▶ SHORT EXERCISE:
Find the lines below that contain the word "prescribed" and count them. Only the number should be given.

-------- LISTING

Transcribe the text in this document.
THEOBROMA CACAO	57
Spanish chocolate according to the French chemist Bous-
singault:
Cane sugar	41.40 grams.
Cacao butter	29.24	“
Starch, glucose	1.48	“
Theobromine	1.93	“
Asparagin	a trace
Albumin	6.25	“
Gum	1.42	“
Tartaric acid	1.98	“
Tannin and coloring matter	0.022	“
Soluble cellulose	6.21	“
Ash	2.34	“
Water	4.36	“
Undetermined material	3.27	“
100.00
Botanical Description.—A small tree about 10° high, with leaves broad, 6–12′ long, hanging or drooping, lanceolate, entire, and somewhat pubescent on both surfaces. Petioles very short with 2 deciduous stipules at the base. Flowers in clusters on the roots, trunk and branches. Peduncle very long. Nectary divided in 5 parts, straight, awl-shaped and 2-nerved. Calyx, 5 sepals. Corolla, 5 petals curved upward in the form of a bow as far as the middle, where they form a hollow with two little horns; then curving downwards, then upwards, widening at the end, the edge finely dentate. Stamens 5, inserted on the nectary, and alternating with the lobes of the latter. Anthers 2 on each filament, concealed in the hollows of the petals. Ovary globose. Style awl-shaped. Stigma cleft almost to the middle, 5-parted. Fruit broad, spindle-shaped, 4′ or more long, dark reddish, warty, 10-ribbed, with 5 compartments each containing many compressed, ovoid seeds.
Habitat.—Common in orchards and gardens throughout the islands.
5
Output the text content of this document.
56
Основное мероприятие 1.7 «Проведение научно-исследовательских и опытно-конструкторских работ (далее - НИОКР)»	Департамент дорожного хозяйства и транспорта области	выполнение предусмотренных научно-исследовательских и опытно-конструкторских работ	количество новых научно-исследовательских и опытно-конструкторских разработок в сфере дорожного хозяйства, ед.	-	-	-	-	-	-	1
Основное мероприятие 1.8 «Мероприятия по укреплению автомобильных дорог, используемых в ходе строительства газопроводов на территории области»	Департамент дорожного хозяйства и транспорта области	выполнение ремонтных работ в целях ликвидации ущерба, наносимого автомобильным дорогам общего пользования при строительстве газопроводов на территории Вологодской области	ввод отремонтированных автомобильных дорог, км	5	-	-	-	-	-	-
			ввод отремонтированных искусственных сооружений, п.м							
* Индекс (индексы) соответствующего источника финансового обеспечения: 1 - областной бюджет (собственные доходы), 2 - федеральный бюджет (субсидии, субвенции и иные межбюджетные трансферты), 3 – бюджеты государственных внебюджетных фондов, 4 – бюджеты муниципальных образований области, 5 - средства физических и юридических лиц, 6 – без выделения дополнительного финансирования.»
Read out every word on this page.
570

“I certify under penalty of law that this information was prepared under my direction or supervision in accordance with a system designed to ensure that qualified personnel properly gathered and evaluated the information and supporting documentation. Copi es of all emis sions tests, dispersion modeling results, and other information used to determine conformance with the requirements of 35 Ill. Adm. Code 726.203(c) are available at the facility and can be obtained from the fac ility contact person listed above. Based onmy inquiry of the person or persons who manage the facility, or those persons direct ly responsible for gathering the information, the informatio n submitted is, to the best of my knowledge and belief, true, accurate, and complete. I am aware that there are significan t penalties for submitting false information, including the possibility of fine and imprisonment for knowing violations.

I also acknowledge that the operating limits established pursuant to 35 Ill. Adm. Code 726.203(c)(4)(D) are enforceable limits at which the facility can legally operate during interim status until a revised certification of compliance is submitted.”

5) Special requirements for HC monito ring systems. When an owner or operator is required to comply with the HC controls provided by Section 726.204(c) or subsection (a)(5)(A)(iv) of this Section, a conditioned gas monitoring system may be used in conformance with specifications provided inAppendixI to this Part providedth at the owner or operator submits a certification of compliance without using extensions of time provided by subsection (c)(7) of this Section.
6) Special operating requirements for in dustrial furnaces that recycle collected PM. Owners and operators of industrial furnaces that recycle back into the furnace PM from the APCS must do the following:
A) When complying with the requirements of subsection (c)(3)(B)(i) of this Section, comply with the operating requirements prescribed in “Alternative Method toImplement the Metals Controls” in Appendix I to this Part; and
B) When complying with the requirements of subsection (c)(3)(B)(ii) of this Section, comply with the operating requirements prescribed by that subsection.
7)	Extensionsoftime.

----------------

▶ ANSWER TO THE PROBLEM:
2